** begin Entries supplied **
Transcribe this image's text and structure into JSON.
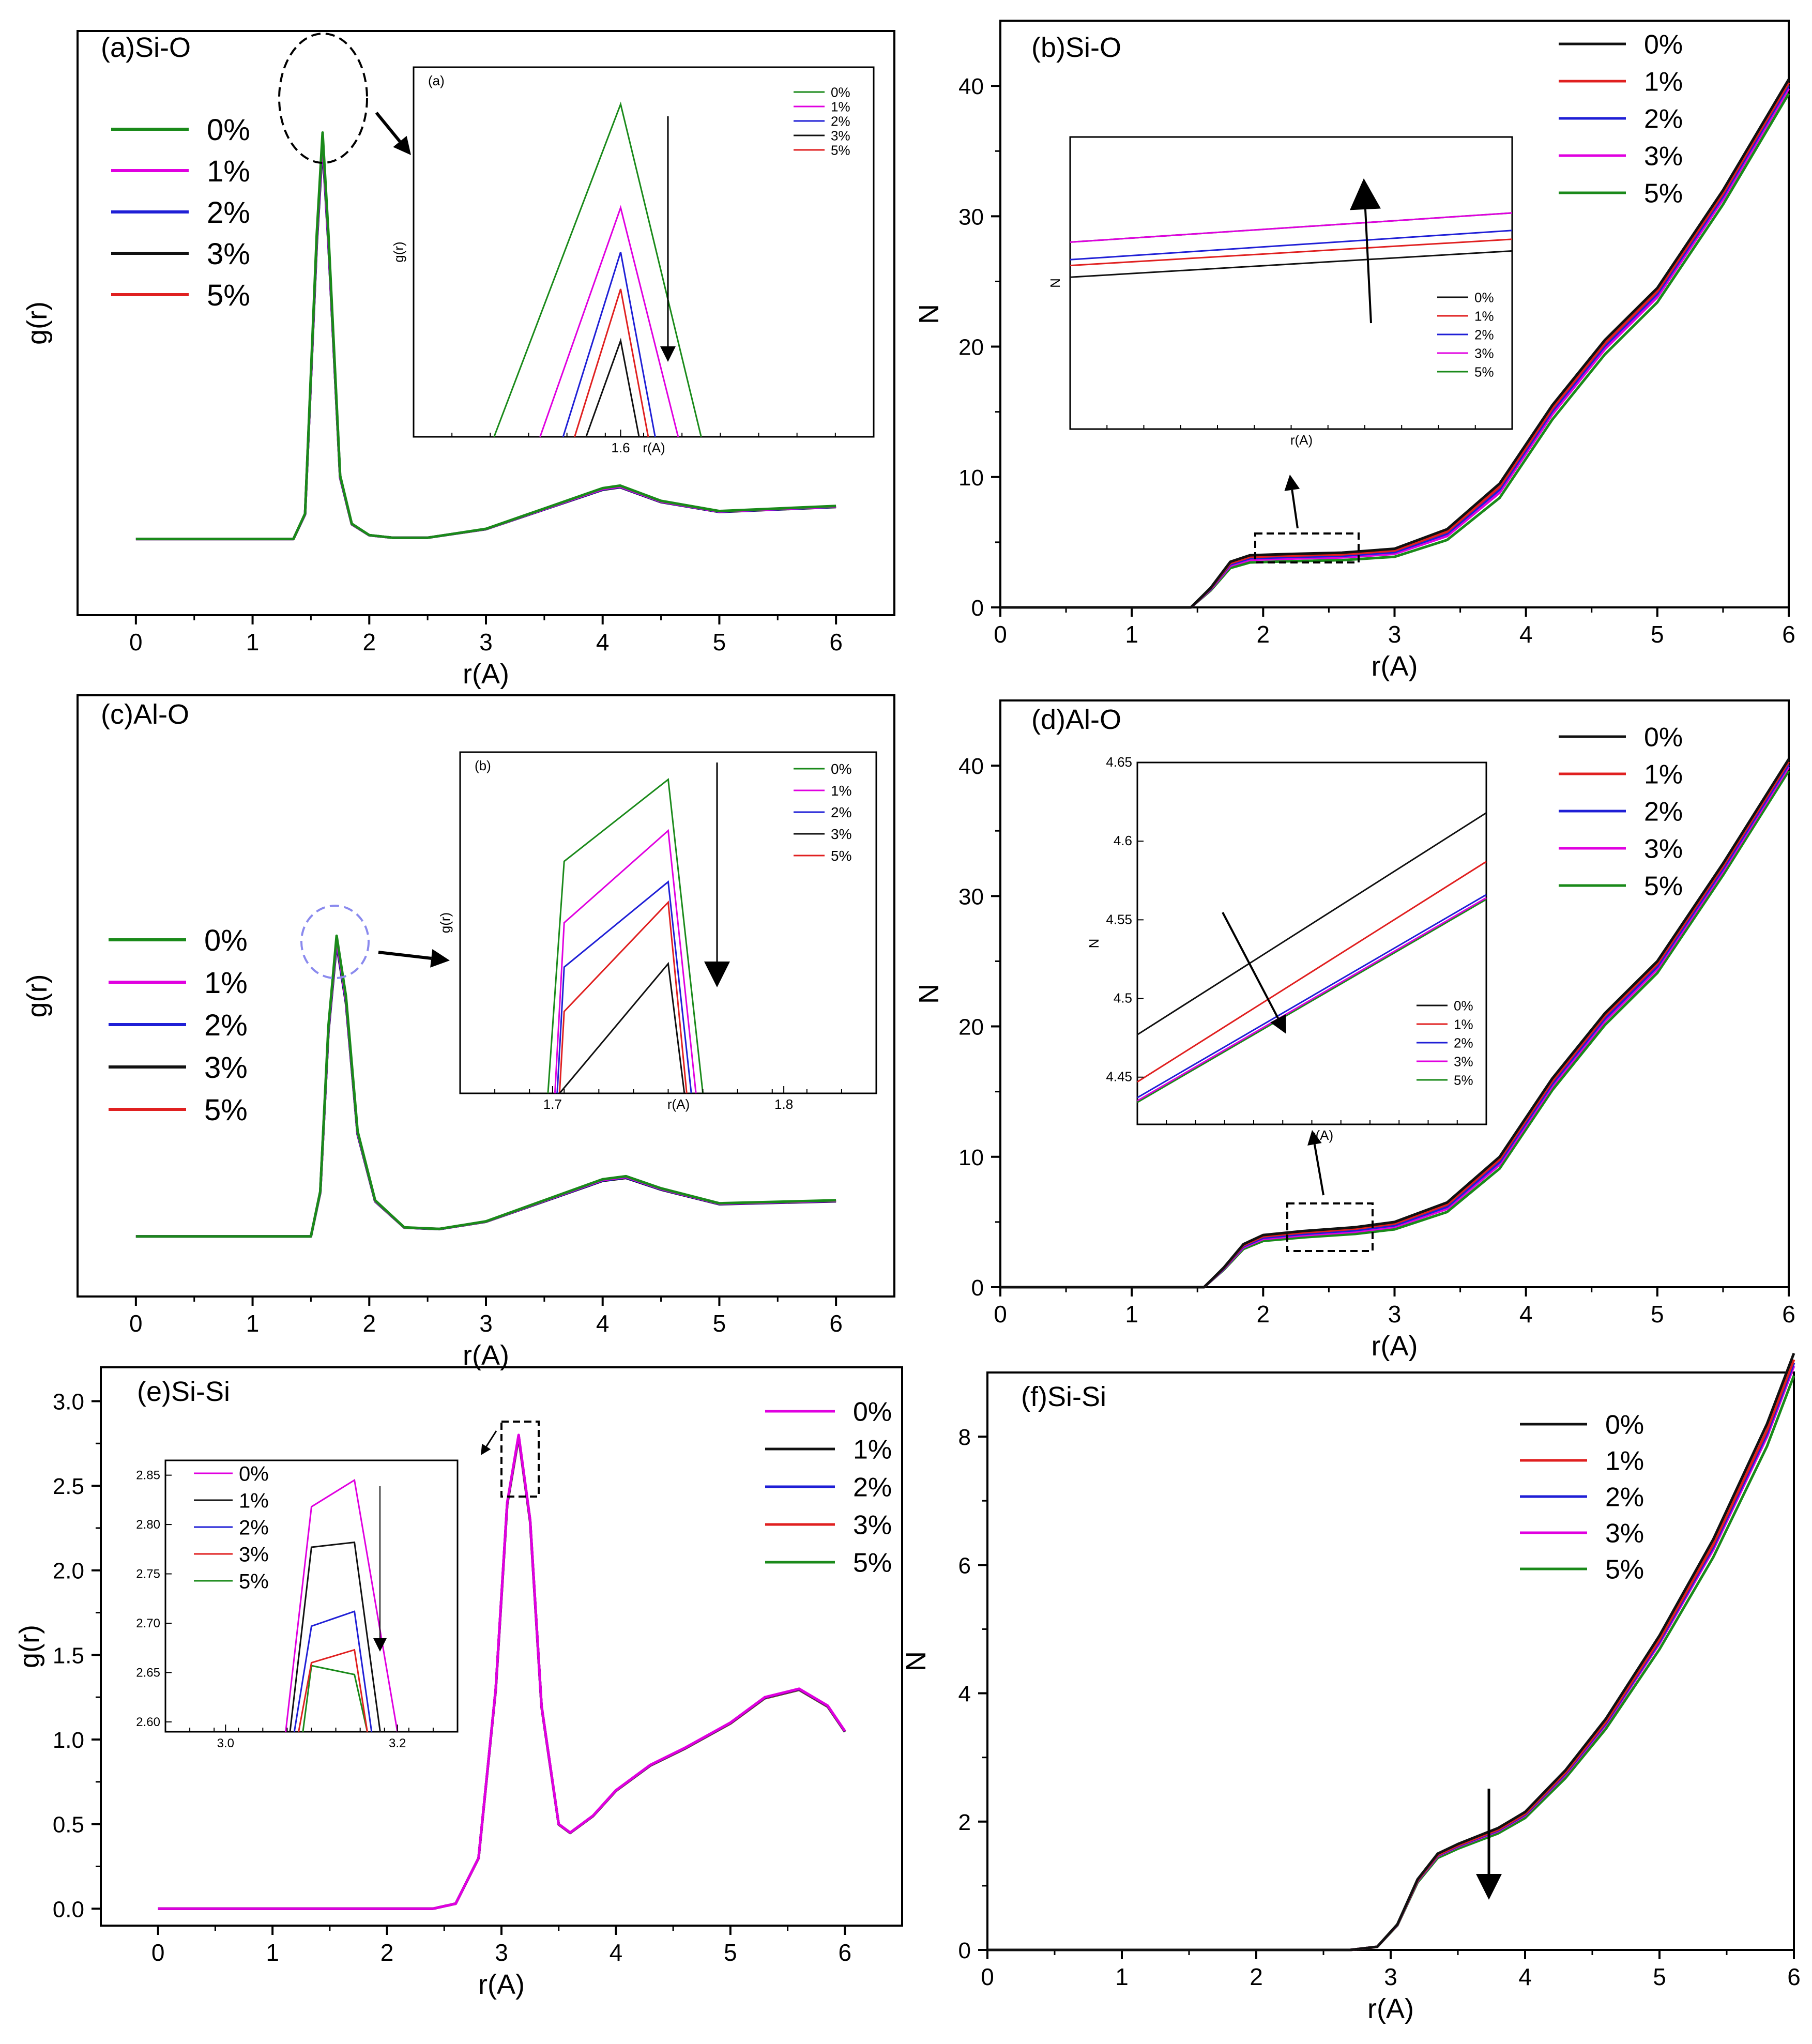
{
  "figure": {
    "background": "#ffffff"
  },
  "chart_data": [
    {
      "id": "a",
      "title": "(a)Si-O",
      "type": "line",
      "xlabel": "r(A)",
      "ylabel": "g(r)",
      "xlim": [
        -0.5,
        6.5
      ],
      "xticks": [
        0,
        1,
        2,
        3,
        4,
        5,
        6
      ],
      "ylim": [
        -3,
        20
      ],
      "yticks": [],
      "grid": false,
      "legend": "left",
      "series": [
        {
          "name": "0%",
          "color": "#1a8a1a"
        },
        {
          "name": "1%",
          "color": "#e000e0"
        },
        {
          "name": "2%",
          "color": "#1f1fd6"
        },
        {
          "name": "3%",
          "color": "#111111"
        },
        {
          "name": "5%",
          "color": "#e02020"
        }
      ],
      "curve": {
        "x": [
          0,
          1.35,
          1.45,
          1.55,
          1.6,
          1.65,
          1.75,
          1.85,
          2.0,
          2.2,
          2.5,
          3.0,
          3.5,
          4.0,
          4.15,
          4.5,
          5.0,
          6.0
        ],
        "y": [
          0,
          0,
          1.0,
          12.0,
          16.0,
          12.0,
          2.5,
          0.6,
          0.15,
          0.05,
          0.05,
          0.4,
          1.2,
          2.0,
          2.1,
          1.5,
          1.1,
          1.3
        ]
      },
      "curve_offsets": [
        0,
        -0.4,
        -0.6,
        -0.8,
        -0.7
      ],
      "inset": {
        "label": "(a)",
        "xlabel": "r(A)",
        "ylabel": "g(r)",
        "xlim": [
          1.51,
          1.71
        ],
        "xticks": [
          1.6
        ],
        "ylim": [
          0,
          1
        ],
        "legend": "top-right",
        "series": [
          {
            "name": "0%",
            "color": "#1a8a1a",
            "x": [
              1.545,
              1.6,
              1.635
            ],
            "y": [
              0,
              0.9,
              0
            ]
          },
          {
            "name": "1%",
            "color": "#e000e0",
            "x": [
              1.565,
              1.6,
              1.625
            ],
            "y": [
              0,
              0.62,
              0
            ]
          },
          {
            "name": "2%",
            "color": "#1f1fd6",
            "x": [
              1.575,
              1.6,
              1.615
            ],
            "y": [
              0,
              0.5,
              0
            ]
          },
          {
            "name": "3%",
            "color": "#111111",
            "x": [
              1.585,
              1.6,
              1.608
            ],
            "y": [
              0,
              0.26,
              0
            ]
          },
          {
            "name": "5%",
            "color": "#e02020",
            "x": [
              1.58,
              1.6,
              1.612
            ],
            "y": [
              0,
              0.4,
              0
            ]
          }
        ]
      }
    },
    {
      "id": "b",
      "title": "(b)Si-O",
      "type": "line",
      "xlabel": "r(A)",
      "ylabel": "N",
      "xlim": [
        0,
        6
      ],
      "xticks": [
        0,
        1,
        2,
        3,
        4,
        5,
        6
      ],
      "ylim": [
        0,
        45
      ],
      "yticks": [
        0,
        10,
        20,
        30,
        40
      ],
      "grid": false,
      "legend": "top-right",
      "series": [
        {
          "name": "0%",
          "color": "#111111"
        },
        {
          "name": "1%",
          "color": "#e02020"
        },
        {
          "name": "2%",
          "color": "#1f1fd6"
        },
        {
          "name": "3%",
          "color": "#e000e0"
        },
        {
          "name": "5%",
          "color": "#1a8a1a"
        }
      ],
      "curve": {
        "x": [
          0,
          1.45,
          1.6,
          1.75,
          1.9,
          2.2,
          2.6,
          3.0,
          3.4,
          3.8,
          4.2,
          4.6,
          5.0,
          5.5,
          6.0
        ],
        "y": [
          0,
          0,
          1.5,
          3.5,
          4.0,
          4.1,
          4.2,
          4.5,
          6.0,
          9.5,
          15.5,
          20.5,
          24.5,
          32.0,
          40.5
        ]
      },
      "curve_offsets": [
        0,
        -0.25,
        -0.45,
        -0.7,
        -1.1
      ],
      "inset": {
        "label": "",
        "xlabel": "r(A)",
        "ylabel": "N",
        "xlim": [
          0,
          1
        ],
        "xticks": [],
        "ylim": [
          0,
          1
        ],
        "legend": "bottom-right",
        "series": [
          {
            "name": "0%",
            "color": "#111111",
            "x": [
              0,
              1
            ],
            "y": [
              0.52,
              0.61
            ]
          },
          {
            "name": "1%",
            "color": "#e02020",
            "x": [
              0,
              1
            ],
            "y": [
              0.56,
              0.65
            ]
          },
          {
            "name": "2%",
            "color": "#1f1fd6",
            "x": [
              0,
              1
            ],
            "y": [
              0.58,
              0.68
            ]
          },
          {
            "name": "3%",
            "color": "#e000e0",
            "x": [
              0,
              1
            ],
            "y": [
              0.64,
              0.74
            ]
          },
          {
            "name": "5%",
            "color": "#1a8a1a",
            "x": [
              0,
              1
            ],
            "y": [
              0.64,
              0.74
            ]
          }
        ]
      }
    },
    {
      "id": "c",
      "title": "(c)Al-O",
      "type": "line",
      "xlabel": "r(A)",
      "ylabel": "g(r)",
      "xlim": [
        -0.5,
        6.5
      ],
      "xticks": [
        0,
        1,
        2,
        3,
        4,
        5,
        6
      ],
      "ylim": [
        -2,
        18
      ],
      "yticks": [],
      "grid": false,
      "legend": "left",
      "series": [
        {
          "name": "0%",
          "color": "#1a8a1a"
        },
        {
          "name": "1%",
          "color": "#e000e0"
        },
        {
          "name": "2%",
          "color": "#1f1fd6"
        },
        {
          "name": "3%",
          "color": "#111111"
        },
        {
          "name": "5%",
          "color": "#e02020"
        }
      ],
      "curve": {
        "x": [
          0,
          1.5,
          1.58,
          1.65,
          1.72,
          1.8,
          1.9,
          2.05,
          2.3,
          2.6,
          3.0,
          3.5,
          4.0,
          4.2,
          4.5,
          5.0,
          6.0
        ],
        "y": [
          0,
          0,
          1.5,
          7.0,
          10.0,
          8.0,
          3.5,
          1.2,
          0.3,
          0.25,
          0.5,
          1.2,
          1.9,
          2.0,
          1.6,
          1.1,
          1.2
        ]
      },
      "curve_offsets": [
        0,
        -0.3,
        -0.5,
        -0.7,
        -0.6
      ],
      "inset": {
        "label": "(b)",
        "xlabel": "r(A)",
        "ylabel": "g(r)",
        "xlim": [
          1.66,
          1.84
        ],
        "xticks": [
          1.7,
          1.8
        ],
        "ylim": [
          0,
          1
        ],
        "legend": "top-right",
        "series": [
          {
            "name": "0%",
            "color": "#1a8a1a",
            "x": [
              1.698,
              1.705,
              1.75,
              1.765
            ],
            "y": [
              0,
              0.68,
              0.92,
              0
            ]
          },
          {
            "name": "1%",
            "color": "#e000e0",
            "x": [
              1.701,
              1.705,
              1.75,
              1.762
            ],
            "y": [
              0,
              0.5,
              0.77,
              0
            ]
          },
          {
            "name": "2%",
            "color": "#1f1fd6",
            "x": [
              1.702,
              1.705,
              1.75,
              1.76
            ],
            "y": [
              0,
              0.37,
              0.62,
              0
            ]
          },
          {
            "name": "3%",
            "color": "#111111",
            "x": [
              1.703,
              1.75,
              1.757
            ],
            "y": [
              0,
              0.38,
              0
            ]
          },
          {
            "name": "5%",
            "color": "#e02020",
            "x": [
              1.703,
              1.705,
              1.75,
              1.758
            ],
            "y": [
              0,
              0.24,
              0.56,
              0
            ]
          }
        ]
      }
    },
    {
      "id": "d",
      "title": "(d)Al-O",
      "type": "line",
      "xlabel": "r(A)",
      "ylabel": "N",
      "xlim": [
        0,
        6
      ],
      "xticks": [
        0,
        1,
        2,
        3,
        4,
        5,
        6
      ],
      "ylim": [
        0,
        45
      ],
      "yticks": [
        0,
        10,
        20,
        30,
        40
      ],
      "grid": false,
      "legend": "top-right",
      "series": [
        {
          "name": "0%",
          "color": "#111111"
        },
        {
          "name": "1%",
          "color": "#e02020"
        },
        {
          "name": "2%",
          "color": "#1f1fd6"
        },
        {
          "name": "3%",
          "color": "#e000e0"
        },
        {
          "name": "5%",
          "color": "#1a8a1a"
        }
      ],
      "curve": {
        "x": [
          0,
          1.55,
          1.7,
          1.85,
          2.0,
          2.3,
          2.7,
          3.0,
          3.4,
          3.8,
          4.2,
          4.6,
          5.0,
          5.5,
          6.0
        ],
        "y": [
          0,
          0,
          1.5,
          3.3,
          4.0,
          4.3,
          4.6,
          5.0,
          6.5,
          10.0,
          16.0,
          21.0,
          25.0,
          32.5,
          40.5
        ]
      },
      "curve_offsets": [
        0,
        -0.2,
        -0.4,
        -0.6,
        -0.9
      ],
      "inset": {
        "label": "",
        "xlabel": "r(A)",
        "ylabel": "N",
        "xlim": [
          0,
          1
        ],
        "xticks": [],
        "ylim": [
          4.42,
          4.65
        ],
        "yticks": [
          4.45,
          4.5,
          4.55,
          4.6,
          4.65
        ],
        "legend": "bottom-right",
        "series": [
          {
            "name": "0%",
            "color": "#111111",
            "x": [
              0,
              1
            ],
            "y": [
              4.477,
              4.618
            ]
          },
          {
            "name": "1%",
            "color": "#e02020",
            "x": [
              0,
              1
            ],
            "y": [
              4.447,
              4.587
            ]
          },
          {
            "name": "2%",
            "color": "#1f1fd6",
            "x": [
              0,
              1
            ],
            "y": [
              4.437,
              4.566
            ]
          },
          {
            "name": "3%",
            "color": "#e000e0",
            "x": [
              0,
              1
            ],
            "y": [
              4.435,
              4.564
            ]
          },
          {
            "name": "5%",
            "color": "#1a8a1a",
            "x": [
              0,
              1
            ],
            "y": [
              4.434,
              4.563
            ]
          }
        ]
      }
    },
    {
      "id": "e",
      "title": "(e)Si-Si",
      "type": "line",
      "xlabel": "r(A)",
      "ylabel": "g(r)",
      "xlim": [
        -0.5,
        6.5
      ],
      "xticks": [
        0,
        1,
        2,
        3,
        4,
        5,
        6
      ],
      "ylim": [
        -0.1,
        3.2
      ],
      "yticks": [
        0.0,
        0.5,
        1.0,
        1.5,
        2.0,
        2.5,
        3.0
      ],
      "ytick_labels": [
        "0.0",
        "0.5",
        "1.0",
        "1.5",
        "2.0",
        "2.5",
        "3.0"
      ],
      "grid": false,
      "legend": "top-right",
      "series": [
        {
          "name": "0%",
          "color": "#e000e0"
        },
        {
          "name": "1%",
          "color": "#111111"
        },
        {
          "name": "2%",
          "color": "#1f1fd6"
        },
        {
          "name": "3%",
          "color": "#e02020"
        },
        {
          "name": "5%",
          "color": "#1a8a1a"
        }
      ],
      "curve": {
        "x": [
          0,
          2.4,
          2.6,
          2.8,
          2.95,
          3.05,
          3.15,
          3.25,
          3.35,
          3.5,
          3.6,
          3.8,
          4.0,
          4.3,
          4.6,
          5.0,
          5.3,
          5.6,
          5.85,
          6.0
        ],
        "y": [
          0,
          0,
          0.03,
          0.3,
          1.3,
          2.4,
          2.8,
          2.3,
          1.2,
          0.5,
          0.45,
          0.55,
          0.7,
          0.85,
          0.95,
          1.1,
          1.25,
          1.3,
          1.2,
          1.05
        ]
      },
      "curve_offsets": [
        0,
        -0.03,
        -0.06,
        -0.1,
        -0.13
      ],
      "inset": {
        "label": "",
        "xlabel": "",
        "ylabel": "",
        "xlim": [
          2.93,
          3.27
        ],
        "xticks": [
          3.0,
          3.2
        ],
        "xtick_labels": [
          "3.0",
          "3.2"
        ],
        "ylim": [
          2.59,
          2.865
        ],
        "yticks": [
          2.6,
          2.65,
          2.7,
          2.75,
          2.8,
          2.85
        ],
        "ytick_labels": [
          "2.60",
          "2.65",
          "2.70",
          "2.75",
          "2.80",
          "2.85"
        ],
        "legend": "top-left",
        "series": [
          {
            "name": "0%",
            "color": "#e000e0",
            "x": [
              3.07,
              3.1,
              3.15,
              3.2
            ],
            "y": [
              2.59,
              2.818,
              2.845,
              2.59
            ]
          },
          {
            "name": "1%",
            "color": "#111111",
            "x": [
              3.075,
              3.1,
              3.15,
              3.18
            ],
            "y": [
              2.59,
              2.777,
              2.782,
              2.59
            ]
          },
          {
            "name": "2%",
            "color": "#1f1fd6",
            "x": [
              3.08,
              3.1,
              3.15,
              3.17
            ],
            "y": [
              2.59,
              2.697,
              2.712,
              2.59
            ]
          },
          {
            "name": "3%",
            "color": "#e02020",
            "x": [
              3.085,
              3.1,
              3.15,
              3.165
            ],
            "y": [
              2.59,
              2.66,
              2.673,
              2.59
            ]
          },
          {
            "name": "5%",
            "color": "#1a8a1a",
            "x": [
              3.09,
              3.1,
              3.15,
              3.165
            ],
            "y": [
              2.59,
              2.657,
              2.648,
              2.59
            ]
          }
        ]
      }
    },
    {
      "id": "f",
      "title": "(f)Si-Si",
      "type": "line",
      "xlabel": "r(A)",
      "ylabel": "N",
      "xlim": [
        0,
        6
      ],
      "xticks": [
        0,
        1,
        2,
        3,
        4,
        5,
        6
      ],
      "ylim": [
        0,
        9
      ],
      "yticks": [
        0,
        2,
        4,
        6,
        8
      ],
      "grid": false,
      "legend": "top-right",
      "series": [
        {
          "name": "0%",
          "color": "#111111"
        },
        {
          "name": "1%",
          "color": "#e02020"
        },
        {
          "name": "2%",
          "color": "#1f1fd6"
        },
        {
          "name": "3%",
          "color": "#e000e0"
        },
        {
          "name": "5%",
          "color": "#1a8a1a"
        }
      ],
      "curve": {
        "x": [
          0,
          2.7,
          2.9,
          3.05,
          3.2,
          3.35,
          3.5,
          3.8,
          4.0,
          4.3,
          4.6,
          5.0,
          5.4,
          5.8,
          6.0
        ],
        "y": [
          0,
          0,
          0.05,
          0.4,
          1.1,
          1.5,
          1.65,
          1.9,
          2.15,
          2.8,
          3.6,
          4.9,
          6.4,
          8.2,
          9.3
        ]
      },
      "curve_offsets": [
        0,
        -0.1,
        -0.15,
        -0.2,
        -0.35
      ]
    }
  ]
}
** end Entries supplied **
** begin Entries supplied **
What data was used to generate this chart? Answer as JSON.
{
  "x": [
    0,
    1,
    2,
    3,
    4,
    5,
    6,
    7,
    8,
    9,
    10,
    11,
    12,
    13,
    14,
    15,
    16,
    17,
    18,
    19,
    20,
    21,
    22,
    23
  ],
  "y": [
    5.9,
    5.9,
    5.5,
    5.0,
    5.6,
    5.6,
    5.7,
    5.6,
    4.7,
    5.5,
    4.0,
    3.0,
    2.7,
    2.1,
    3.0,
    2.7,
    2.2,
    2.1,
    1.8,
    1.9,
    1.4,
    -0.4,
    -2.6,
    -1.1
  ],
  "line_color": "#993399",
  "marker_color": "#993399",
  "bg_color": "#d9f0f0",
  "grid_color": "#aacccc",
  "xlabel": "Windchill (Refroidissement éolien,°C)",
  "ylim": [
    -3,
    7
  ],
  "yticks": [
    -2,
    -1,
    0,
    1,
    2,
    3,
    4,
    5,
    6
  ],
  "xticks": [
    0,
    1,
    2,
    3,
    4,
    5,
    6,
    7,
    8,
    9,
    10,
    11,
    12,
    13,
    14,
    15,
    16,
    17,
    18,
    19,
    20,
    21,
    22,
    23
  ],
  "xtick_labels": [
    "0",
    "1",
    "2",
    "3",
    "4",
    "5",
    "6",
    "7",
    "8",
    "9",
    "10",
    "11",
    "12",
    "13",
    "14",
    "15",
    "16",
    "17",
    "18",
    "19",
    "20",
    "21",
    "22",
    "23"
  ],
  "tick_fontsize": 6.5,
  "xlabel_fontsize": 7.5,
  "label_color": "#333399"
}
** end Entries supplied **
▸ **What you should do**:
Search the preceding listing for the word "title" and pull out every line that holds it.

▸ **Finished exercise**:
      "title": "(a)Si-O",
      "title": "(b)Si-O",
      "title": "(c)Al-O",
      "title": "(d)Al-O",
      "title": "(e)Si-Si",
      "title": "(f)Si-Si",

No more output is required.